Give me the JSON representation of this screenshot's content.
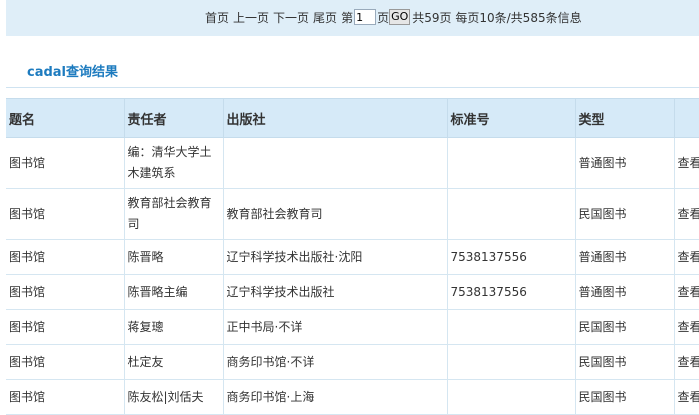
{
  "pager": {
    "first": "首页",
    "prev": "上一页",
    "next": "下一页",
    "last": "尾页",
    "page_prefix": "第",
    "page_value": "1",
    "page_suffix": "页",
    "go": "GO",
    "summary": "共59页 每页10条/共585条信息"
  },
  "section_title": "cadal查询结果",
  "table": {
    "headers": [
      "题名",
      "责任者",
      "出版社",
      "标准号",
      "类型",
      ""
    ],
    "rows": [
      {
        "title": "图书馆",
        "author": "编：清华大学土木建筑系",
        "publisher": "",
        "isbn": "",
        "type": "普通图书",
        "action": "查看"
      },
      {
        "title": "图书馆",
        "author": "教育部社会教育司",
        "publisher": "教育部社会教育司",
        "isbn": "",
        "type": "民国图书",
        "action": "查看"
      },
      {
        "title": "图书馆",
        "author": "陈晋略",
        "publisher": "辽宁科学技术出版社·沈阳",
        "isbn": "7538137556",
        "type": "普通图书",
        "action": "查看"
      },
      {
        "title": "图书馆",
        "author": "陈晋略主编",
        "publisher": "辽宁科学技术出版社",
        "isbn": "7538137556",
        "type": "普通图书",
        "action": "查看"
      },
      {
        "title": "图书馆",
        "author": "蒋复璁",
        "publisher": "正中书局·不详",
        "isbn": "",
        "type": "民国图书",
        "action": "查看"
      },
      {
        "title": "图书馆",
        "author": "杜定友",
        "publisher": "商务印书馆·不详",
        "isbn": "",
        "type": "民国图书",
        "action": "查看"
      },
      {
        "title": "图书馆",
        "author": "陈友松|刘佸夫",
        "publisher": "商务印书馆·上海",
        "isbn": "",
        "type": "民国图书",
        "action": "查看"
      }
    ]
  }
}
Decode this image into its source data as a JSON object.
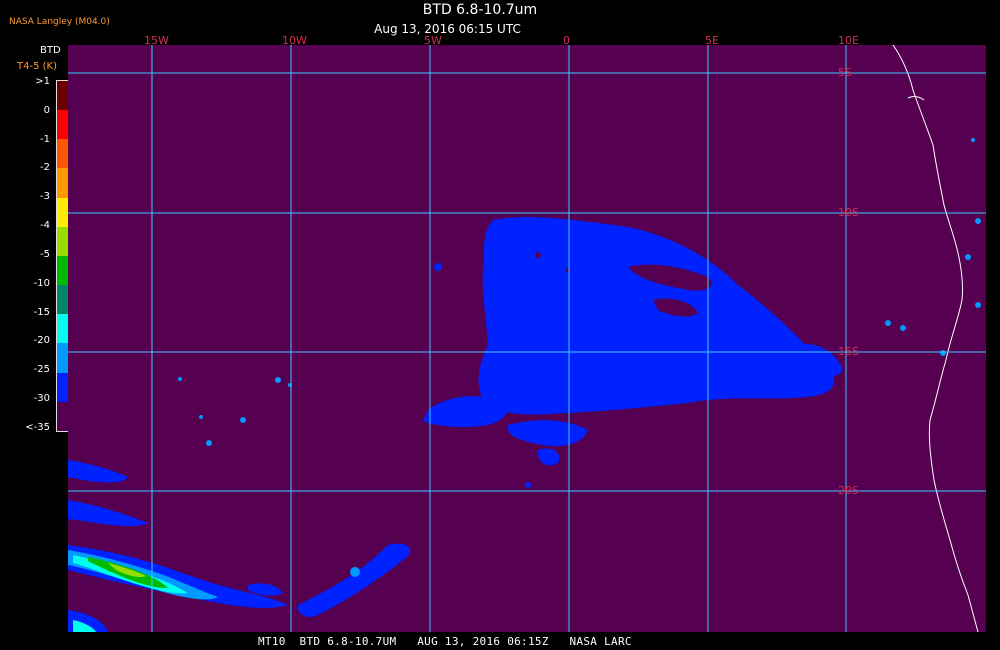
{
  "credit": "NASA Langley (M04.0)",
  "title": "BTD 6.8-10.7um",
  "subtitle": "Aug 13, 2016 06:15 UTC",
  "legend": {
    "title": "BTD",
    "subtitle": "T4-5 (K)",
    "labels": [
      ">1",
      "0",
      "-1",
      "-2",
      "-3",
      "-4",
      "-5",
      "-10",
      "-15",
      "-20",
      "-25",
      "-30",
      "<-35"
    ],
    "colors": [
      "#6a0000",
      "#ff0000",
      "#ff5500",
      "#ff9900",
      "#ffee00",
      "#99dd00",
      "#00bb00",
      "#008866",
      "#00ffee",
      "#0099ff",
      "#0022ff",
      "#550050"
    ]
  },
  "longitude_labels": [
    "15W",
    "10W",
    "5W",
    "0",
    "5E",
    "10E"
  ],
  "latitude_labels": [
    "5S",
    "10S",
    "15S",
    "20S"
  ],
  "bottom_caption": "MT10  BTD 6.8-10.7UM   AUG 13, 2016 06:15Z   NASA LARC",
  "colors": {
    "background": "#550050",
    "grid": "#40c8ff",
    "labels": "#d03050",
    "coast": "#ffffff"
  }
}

# # #

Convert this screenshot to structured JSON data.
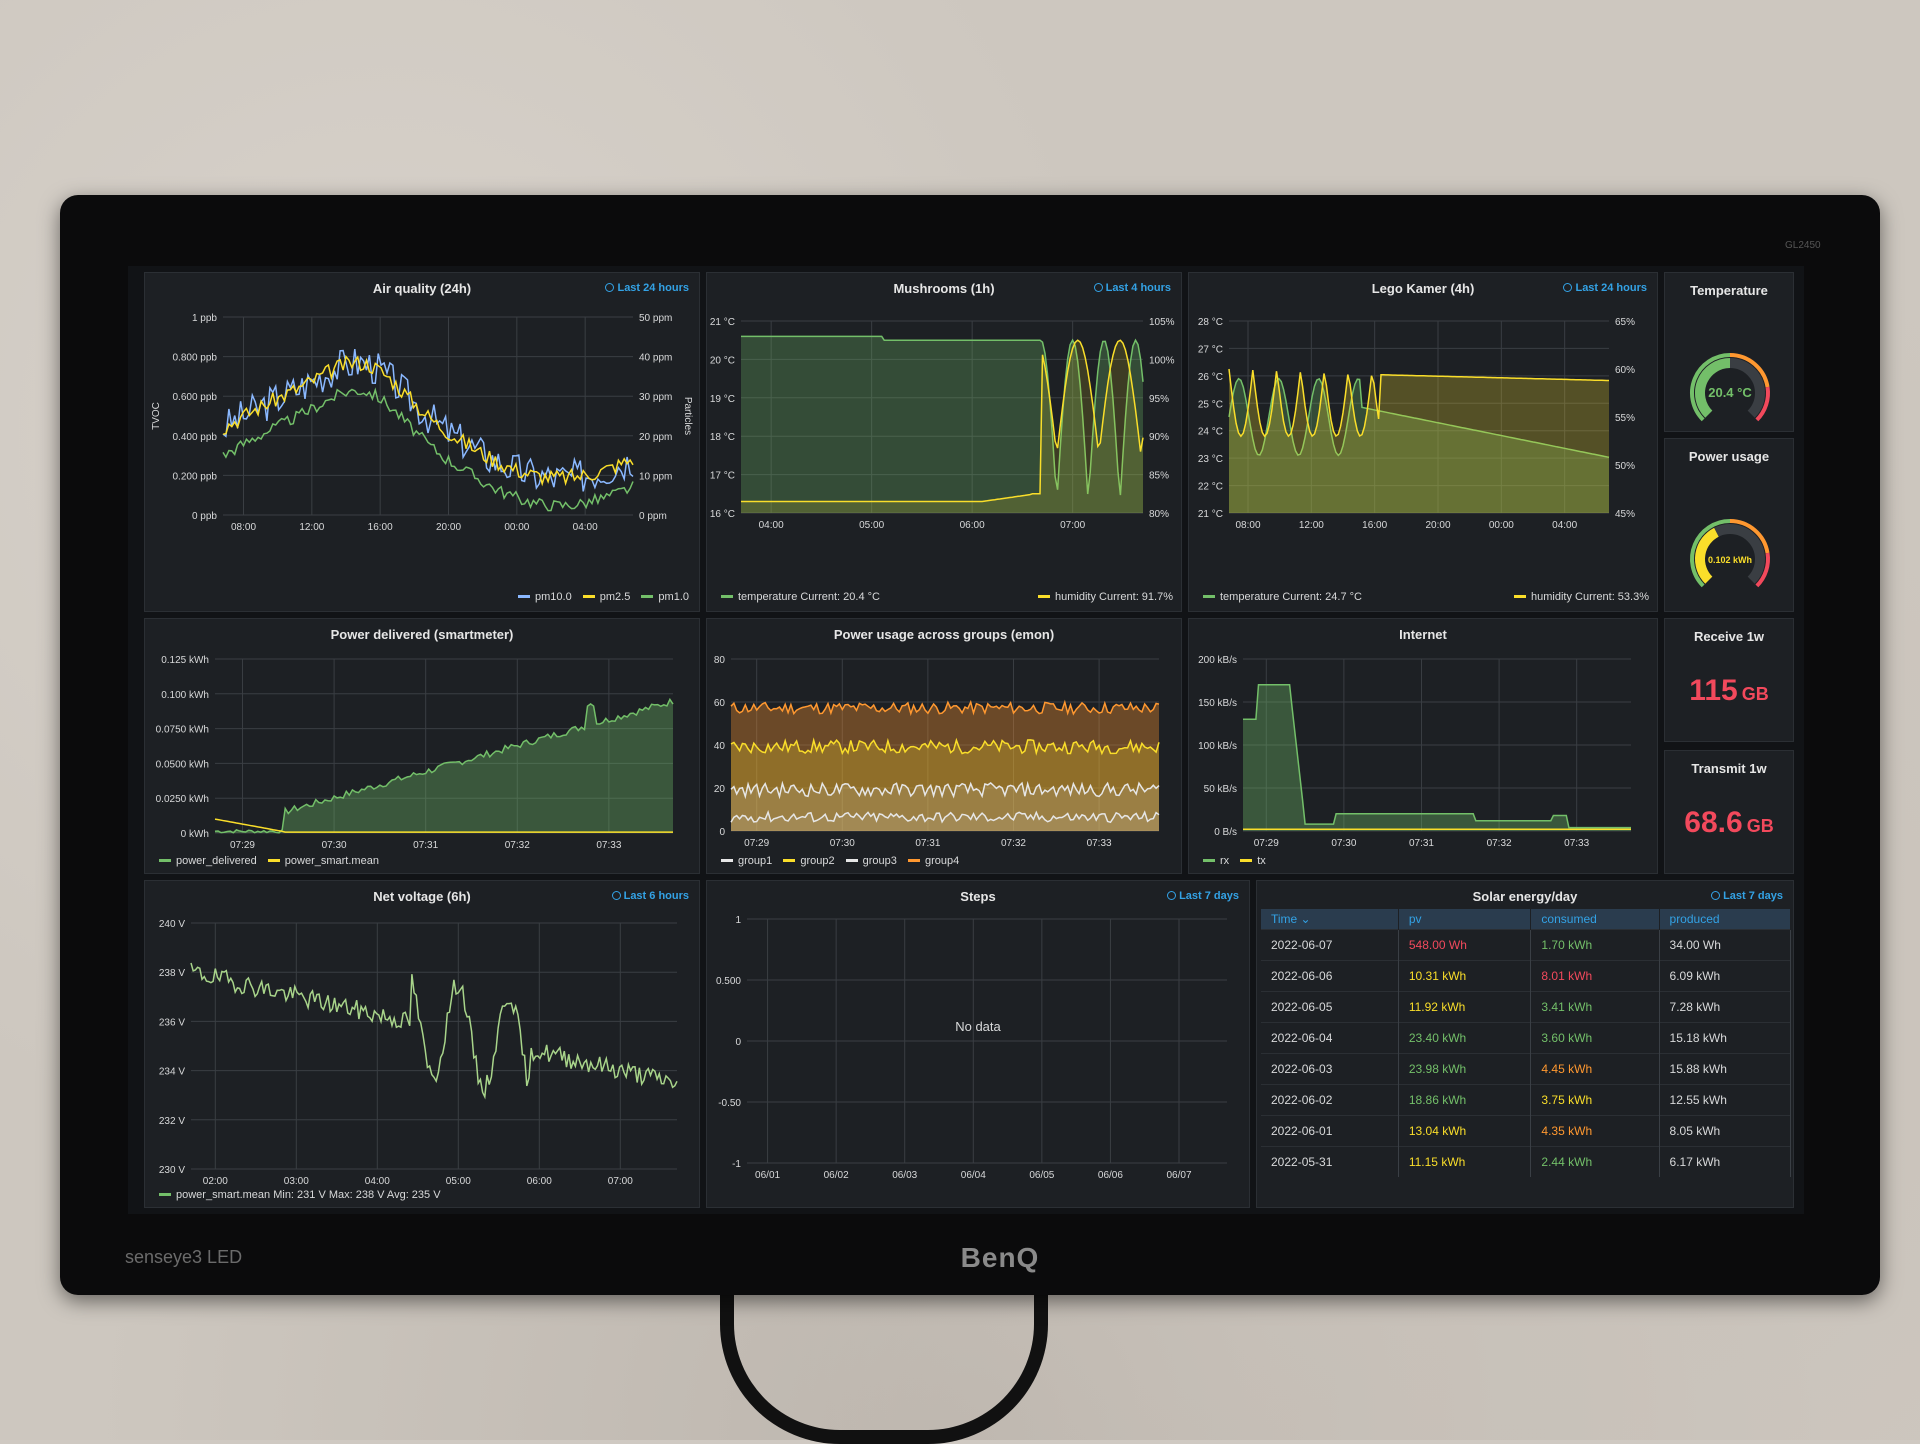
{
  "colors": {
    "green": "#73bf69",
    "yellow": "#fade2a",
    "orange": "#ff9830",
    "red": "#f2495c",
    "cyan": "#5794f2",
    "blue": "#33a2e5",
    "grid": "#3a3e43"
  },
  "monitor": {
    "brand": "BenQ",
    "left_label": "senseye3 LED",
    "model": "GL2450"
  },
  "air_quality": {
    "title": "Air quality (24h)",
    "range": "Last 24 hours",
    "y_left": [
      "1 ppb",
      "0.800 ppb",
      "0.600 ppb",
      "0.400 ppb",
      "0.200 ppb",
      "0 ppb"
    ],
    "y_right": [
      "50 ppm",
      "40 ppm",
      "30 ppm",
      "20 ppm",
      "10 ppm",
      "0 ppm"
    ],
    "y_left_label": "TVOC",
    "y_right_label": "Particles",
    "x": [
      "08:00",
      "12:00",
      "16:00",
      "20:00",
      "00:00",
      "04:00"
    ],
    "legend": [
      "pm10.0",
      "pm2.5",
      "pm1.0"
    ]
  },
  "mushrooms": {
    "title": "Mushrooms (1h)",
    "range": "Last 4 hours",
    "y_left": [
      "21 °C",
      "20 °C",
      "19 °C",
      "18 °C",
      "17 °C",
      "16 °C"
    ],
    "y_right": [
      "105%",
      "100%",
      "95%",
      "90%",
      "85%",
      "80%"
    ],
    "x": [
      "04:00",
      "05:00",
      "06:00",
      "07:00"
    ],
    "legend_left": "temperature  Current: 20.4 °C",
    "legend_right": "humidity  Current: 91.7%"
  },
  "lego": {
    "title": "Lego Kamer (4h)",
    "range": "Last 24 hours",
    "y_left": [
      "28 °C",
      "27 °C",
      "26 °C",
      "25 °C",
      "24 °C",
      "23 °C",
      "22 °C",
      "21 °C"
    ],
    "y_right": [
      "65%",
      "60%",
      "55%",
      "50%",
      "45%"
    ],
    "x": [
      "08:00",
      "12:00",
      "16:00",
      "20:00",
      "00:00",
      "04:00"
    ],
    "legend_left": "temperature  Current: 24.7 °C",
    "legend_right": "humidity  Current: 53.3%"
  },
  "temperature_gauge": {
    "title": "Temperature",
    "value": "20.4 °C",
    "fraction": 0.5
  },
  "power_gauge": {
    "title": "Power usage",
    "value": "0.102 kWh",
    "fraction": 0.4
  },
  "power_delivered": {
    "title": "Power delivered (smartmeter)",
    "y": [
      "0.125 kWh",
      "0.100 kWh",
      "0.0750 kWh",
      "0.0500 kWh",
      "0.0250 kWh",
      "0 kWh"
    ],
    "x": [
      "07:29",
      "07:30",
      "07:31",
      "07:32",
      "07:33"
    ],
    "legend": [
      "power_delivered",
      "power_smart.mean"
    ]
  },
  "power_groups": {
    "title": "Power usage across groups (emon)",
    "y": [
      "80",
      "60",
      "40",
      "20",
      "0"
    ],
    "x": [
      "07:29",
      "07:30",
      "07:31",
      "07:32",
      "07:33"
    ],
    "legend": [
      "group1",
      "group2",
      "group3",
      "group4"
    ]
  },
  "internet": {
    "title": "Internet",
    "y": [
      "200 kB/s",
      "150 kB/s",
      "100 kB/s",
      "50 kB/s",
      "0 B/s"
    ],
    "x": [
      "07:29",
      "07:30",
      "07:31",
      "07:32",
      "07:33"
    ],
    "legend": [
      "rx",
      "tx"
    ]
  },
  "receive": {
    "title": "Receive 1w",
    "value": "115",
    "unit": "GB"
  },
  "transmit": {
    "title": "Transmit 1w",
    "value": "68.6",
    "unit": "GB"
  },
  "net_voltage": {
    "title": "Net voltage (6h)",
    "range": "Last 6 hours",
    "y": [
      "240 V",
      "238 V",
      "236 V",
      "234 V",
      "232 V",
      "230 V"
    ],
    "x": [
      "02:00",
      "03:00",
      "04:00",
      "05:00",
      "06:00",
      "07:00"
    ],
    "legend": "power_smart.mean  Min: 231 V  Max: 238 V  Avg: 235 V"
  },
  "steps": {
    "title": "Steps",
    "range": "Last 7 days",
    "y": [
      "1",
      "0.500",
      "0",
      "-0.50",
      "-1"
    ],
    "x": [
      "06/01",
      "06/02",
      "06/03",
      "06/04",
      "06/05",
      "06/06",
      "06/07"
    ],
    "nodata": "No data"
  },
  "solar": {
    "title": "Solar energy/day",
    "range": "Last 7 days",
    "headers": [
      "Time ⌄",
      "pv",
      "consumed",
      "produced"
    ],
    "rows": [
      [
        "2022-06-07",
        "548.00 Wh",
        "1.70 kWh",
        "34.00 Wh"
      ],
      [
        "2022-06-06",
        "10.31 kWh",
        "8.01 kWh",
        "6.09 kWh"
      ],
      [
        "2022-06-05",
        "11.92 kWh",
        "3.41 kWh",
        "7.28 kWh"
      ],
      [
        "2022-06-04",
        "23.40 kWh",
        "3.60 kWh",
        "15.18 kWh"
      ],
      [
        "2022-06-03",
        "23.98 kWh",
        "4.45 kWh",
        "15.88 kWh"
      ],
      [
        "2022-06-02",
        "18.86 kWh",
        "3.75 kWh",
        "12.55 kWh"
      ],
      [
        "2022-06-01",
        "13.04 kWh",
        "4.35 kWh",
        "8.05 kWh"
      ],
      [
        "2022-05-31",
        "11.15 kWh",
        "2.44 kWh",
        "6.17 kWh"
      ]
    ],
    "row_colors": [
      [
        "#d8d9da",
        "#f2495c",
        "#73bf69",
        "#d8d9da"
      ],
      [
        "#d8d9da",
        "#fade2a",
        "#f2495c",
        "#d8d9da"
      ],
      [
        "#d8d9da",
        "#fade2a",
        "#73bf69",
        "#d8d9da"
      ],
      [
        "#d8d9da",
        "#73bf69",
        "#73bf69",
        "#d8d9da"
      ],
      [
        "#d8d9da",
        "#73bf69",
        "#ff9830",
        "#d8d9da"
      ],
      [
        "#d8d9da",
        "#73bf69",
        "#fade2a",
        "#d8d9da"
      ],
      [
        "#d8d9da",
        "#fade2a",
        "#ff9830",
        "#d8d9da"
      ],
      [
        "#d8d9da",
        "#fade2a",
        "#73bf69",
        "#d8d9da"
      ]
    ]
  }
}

# # #

- _TASK INSTRUCTIONS_
Take every line containing the word "Current" and copy it.

- _REPLY_
    "legend_left": "temperature  Current: 20.4 °C",
    "legend_right": "humidity  Current: 91.7%"
    "legend_left": "temperature  Current: 24.7 °C",
    "legend_right": "humidity  Current: 53.3%"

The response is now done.